Write out the whole of the material exactly.

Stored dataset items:
-- Start --

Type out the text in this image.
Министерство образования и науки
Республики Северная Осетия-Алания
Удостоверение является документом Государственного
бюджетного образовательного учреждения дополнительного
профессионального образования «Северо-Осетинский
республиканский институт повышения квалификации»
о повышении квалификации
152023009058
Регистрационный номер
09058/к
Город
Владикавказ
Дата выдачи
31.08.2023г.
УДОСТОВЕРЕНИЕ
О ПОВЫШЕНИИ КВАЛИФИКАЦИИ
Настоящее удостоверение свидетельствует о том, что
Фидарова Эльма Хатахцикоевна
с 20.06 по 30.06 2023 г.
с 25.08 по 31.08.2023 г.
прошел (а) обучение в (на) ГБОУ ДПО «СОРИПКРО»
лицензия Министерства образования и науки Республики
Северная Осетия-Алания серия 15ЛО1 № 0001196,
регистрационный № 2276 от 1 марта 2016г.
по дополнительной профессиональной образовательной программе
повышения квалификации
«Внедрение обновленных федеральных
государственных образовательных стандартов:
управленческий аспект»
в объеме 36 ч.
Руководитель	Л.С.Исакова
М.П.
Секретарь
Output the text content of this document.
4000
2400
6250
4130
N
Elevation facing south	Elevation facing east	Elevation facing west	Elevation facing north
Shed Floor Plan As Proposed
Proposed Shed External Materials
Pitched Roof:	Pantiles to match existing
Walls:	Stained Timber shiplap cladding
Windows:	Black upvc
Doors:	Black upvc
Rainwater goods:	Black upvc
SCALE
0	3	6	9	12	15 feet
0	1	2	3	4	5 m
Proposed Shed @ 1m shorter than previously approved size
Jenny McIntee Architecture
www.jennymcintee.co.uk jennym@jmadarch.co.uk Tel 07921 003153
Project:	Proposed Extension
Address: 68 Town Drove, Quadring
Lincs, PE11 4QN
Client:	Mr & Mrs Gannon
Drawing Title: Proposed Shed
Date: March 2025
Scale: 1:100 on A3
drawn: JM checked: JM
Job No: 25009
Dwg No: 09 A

-- End --

The completed task:
Type out the text in this image.
Министерство образования и науки
Республики Северная Осетия-Алания
Удостоверение является документом Государственного
бюджетного образовательного учреждения дополнительного
профессионального образования «Северо-Осетинский
республиканский институт повышения квалификации»
о повышении квалификации
152023009058
Регистрационный номер
09058/к
Город
Владикавказ
Дата выдачи
31.08.2023г.
УДОСТОВЕРЕНИЕ
О ПОВЫШЕНИИ КВАЛИФИКАЦИИ
Настоящее удостоверение свидетельствует о том, что
Фидарова Эльма Хатахцикоевна
с 20.06 по 30.06 2023 г.
с 25.08 по 31.08.2023 г.
прошел (а) обучение в (на) ГБОУ ДПО «СОРИПКРО»
лицензия Министерства образования и науки Республики
Северная Осетия-Алания серия 15ЛО1 № 0001196,
регистрационный № 2276 от 1 марта 2016г.
по дополнительной профессиональной образовательной программе
повышения квалификации
«Внедрение обновленных федеральных
государственных образовательных стандартов:
управленческий аспект»
в объеме 36 ч.
Руководитель	Л.С.Исакова
М.П.
Секретарь
Output the text content of this document.
4000
2400
6250
4130
N
Elevation facing south	Elevation facing east	Elevation facing west	Elevation facing north
Shed Floor Plan As Proposed
Proposed Shed External Materials
Pitched Roof:	Pantiles to match existing
Walls:	Stained Timber shiplap cladding
Windows:	Black upvc
Doors:	Black upvc
Rainwater goods:	Black upvc
SCALE
0	3	6	9	12	15 feet
0	1	2	3	4	5 m
Proposed Shed @ 1m shorter than previously approved size
Jenny McIntee Architecture
www.jennymcintee.co.uk jennym@jmadarch.co.uk Tel 07921 003153
Project:	Proposed Extension
Address: 68 Town Drove, Quadring
Lincs, PE11 4QN
Client:	Mr & Mrs Gannon
Drawing Title: Proposed Shed
Date: March 2025
Scale: 1:100 on A3
drawn: JM checked: JM
Job No: 25009
Dwg No: 09 A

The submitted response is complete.